Extracted information:
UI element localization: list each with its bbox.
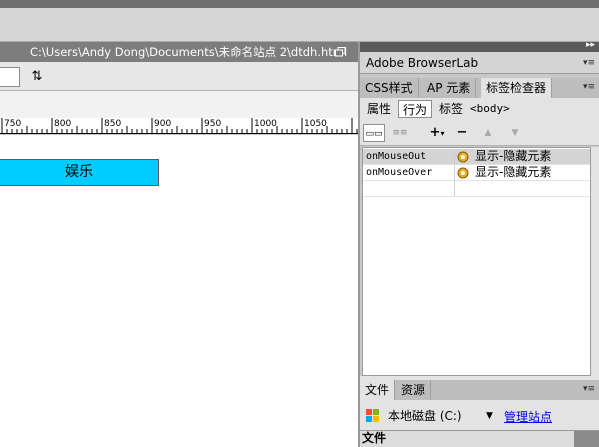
ruler-label: 950 — [204, 119, 222, 129]
drive-label: 本地磁盘 (C:) — [388, 409, 462, 423]
document-info-bar — [0, 91, 358, 118]
files-column-label: 文件 — [362, 431, 387, 445]
behavior-row[interactable]: onMouseOver 显示-隐藏元素 — [363, 165, 590, 181]
tab-tag-inspector[interactable]: 标签检查器 — [481, 78, 553, 98]
document-toolbar: ⇅ — [0, 62, 358, 91]
inspector-subtabs: 属性 行为 标签 <body> — [360, 98, 599, 120]
add-behavior-button[interactable]: +▾ — [426, 124, 448, 142]
restore-icon[interactable] — [335, 47, 346, 57]
tab-css-styles[interactable]: CSS样式 — [360, 78, 419, 98]
column-divider — [454, 149, 455, 164]
move-up-icon[interactable]: ▲ — [477, 124, 499, 142]
plus-icon: + — [429, 125, 441, 140]
sort-icon[interactable]: ⇅ — [26, 67, 48, 87]
windows-drive-icon — [366, 409, 379, 422]
panel-menu-icon[interactable]: ▾≡ — [583, 52, 595, 74]
horizontal-ruler: 750 800 850 900 950 1000 1050 — [0, 118, 358, 134]
site-select[interactable]: 本地磁盘 (C:) ▼ — [364, 406, 493, 426]
chevron-down-icon: ▾ — [440, 129, 445, 138]
behavior-event[interactable]: onMouseOut — [366, 149, 426, 164]
files-panel-tabs: 文件 资源 ▾≡ — [360, 380, 599, 400]
column-divider — [454, 181, 455, 196]
chevron-down-icon[interactable]: ▼ — [486, 406, 493, 426]
panel-menu-icon[interactable]: ▾≡ — [583, 82, 595, 92]
behavior-row[interactable]: onMouseOut 显示-隐藏元素 — [363, 149, 590, 165]
panel-dock-header: ▸▸ — [360, 40, 599, 52]
tag-value: <body> — [470, 102, 510, 115]
browserlab-title: Adobe BrowserLab — [366, 56, 479, 70]
subtab-behaviors[interactable]: 行为 — [398, 100, 433, 118]
document-title-input[interactable] — [0, 67, 20, 87]
ruler-label: 850 — [104, 119, 122, 129]
files-header-scroll-corner — [574, 431, 599, 447]
panel-menu-icon[interactable]: ▾≡ — [583, 384, 595, 394]
files-list-header: 文件 — [360, 430, 599, 447]
manage-sites-link[interactable]: 管理站点 — [504, 408, 552, 425]
ruler-label: 800 — [54, 119, 72, 129]
collapse-icon[interactable]: ▸▸ — [586, 40, 595, 50]
gear-icon — [457, 167, 469, 179]
document-path: C:\Users\Andy Dong\Documents\未命名站点 2\dtd… — [30, 45, 348, 59]
browserlab-panel[interactable]: Adobe BrowserLab ▾≡ — [360, 52, 599, 74]
subtab-attributes[interactable]: 属性 — [363, 100, 395, 118]
panel-scrollbar[interactable] — [591, 147, 599, 376]
behaviors-list: onMouseOut 显示-隐藏元素 onMouseOver 显示-隐藏元素 — [362, 147, 591, 376]
ruler-label: 1050 — [304, 119, 327, 129]
show-all-events-icon[interactable]: ≡≡ — [389, 124, 411, 142]
move-down-icon[interactable]: ▼ — [504, 124, 526, 142]
behavior-action[interactable]: 显示-隐藏元素 — [475, 165, 551, 180]
behavior-row[interactable] — [363, 181, 590, 197]
ruler-label: 750 — [4, 119, 22, 129]
remove-behavior-button[interactable]: − — [451, 124, 473, 142]
files-toolbar: 本地磁盘 (C:) ▼ 管理站点 — [360, 400, 599, 430]
entertainment-nav-item[interactable]: 娱乐 — [0, 159, 159, 186]
tab-ap-elements[interactable]: AP 元素 — [422, 78, 477, 98]
ruler-label: 900 — [154, 119, 172, 129]
tab-assets[interactable]: 资源 — [396, 380, 432, 400]
column-divider — [454, 165, 455, 180]
app-frame-top — [0, 0, 599, 8]
tag-label: 标签 — [439, 102, 464, 116]
gear-icon — [457, 151, 469, 163]
behavior-event[interactable]: onMouseOver — [366, 165, 432, 180]
behaviors-toolbar: ▭▭ ≡≡ +▾ − ▲ ▼ — [360, 120, 599, 146]
panel-tabs: CSS样式 AP 元素 标签检查器 ▾≡ — [360, 78, 599, 98]
behavior-action[interactable]: 显示-隐藏元素 — [475, 149, 551, 164]
app-toolbar-area — [0, 8, 599, 42]
tab-files[interactable]: 文件 — [360, 380, 396, 400]
ruler-label: 1000 — [254, 119, 277, 129]
document-titlebar: C:\Users\Andy Dong\Documents\未命名站点 2\dtd… — [0, 42, 358, 62]
show-set-events-icon[interactable]: ▭▭ — [363, 124, 385, 142]
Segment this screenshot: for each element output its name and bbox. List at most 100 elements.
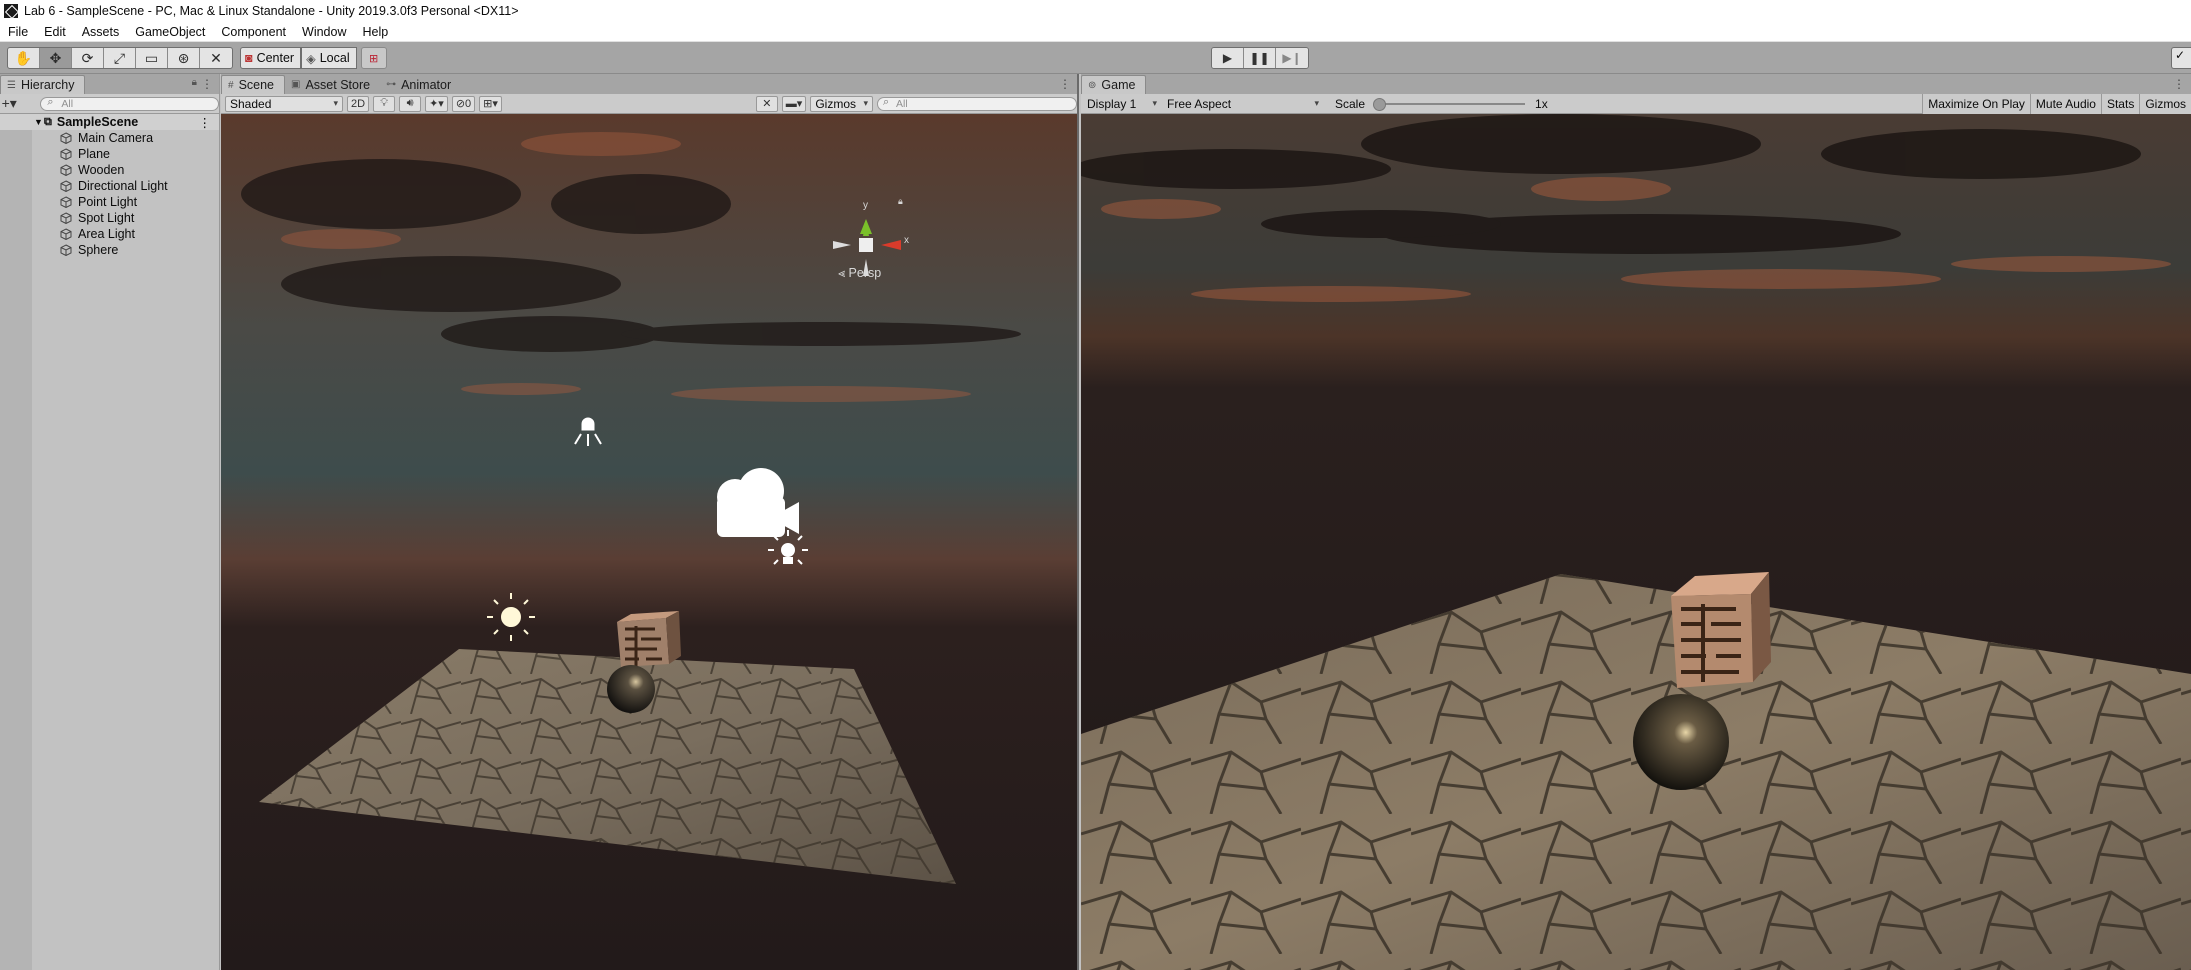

Exercise goal:
Write out all the rows above word for word, leaving out the pictures.

Correct answer:
UI element localization: list each with its bbox.
ruler-label: 950 — [204, 119, 222, 129]
drive-label: 本地磁盘 (C:) — [388, 409, 462, 423]
document-info-bar — [0, 91, 358, 118]
files-column-label: 文件 — [362, 431, 387, 445]
behavior-row[interactable]: onMouseOver 显示-隐藏元素 — [363, 165, 590, 181]
tab-tag-inspector[interactable]: 标签检查器 — [481, 78, 553, 98]
document-toolbar: ⇅ — [0, 62, 358, 91]
inspector-subtabs: 属性 行为 标签 <body> — [360, 98, 599, 120]
add-behavior-button[interactable]: +▾ — [426, 124, 448, 142]
restore-icon[interactable] — [335, 47, 346, 57]
tab-css-styles[interactable]: CSS样式 — [360, 78, 419, 98]
column-divider — [454, 149, 455, 164]
move-up-icon[interactable]: ▲ — [477, 124, 499, 142]
plus-icon: + — [429, 125, 441, 140]
sort-icon[interactable]: ⇅ — [26, 67, 48, 87]
windows-drive-icon — [366, 409, 379, 422]
panel-menu-icon[interactable]: ▾≡ — [583, 52, 595, 74]
horizontal-ruler: 750 800 850 900 950 1000 1050 — [0, 118, 358, 134]
site-select[interactable]: 本地磁盘 (C:) ▼ — [364, 406, 493, 426]
chevron-down-icon: ▾ — [440, 129, 445, 138]
behavior-event[interactable]: onMouseOut — [366, 149, 426, 164]
files-panel-tabs: 文件 资源 ▾≡ — [360, 380, 599, 400]
column-divider — [454, 181, 455, 196]
chevron-down-icon[interactable]: ▼ — [486, 406, 493, 426]
panel-menu-icon[interactable]: ▾≡ — [583, 82, 595, 92]
behavior-row[interactable]: onMouseOut 显示-隐藏元素 — [363, 149, 590, 165]
panel-dock-header: ▸▸ — [360, 40, 599, 52]
tag-value: <body> — [470, 102, 510, 115]
browserlab-title: Adobe BrowserLab — [366, 56, 479, 70]
subtab-behaviors[interactable]: 行为 — [398, 100, 433, 118]
document-title-input[interactable] — [0, 67, 20, 87]
ruler-label: 850 — [104, 119, 122, 129]
files-header-scroll-corner — [574, 431, 599, 447]
panel-menu-icon[interactable]: ▾≡ — [583, 384, 595, 394]
files-list-header: 文件 — [360, 430, 599, 447]
manage-sites-link[interactable]: 管理站点 — [504, 408, 552, 425]
ruler-label: 800 — [54, 119, 72, 129]
collapse-icon[interactable]: ▸▸ — [586, 40, 595, 50]
gear-icon — [457, 167, 469, 179]
document-path: C:\Users\Andy Dong\Documents\未命名站点 2\dtd… — [30, 45, 348, 59]
browserlab-panel[interactable]: Adobe BrowserLab ▾≡ — [360, 52, 599, 74]
subtab-attributes[interactable]: 属性 — [363, 100, 395, 118]
panel-scrollbar[interactable] — [591, 147, 599, 376]
behaviors-list: onMouseOut 显示-隐藏元素 onMouseOver 显示-隐藏元素 — [362, 147, 591, 376]
ruler-label: 1050 — [304, 119, 327, 129]
show-all-events-icon[interactable]: ≡≡ — [389, 124, 411, 142]
move-down-icon[interactable]: ▼ — [504, 124, 526, 142]
behavior-action[interactable]: 显示-隐藏元素 — [475, 165, 551, 180]
behavior-row[interactable] — [363, 181, 590, 197]
ruler-label: 750 — [4, 119, 22, 129]
remove-behavior-button[interactable]: − — [451, 124, 473, 142]
files-toolbar: 本地磁盘 (C:) ▼ 管理站点 — [360, 400, 599, 430]
entertainment-nav-item[interactable]: 娱乐 — [0, 159, 159, 186]
tab-ap-elements[interactable]: AP 元素 — [422, 78, 477, 98]
ruler-label: 900 — [154, 119, 172, 129]
tab-assets[interactable]: 资源 — [396, 380, 432, 400]
column-divider — [454, 165, 455, 180]
app-frame-top — [0, 0, 599, 8]
tag-label: 标签 — [439, 102, 464, 116]
gear-icon — [457, 151, 469, 163]
behavior-event[interactable]: onMouseOver — [366, 165, 432, 180]
behaviors-toolbar: ▭▭ ≡≡ +▾ − ▲ ▼ — [360, 120, 599, 146]
panel-tabs: CSS样式 AP 元素 标签检查器 ▾≡ — [360, 78, 599, 98]
behavior-action[interactable]: 显示-隐藏元素 — [475, 149, 551, 164]
app-toolbar-area — [0, 8, 599, 42]
tab-files[interactable]: 文件 — [360, 380, 396, 400]
ruler-label: 1000 — [254, 119, 277, 129]
document-titlebar: C:\Users\Andy Dong\Documents\未命名站点 2\dtd… — [0, 42, 358, 62]
show-set-events-icon[interactable]: ▭▭ — [363, 124, 385, 142]
Segment this screenshot: for each element output its name and bbox. List at most 100 elements.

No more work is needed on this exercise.